Part of a data file
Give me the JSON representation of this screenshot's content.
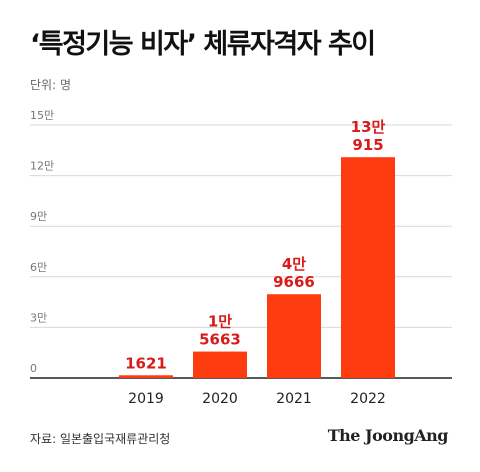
{
  "title": "‘특정기능 비자’ 체류자격자 추이",
  "unit_label": "단위: 명",
  "source": "자료: 일본출입국재류관리청",
  "brand": "The JoongAng",
  "colors": {
    "bar": "#ff3c0f",
    "data_label": "#d81b1b",
    "grid": "#d9d9d9",
    "baseline": "#222222"
  },
  "chart_data": {
    "type": "bar",
    "categories": [
      "2019",
      "2020",
      "2021",
      "2022"
    ],
    "values": [
      1621,
      15663,
      49666,
      130915
    ],
    "value_labels": [
      [
        "1621"
      ],
      [
        "1만",
        "5663"
      ],
      [
        "4만",
        "9666"
      ],
      [
        "13만",
        "915"
      ]
    ],
    "yticks": [
      0,
      30000,
      60000,
      90000,
      120000,
      150000
    ],
    "ytick_labels": [
      "0",
      "3만",
      "6만",
      "9만",
      "12만",
      "15만"
    ],
    "ylim": [
      0,
      150000
    ],
    "grid": true,
    "xlabel": "",
    "ylabel": ""
  }
}
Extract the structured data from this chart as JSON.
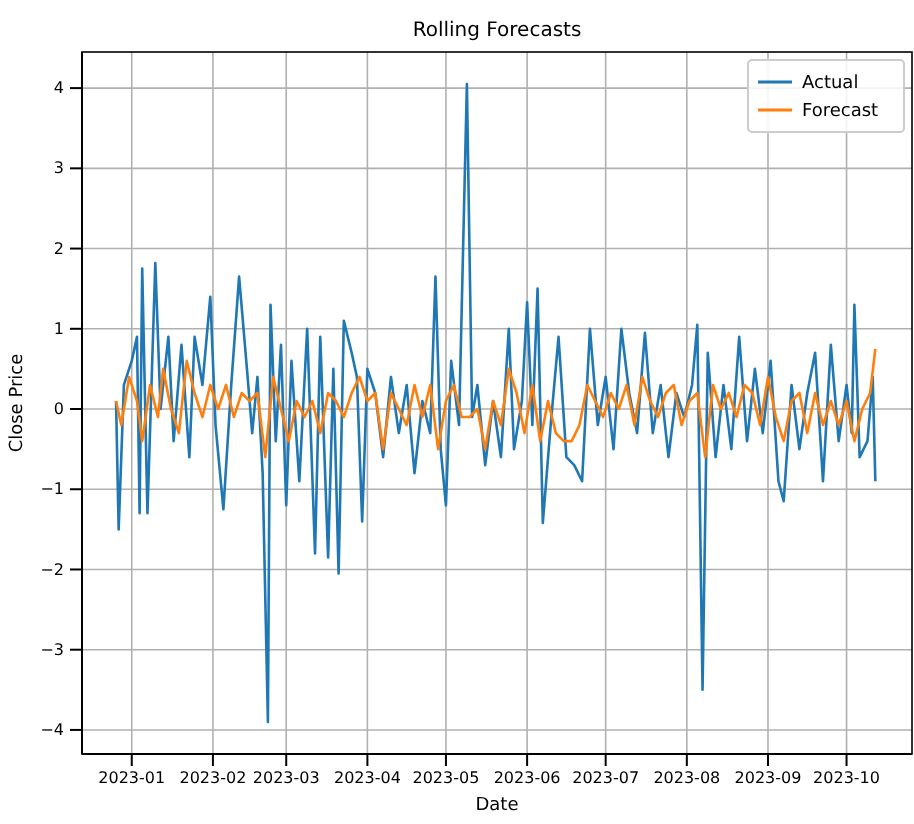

→ **WORK TO COMPLETE**
Copy every line that includes the string "this" from the material above.

→ **SOLUTION**
Give me the JSON representation of this screenshot's content.
Extract the structured data from this chart as JSON.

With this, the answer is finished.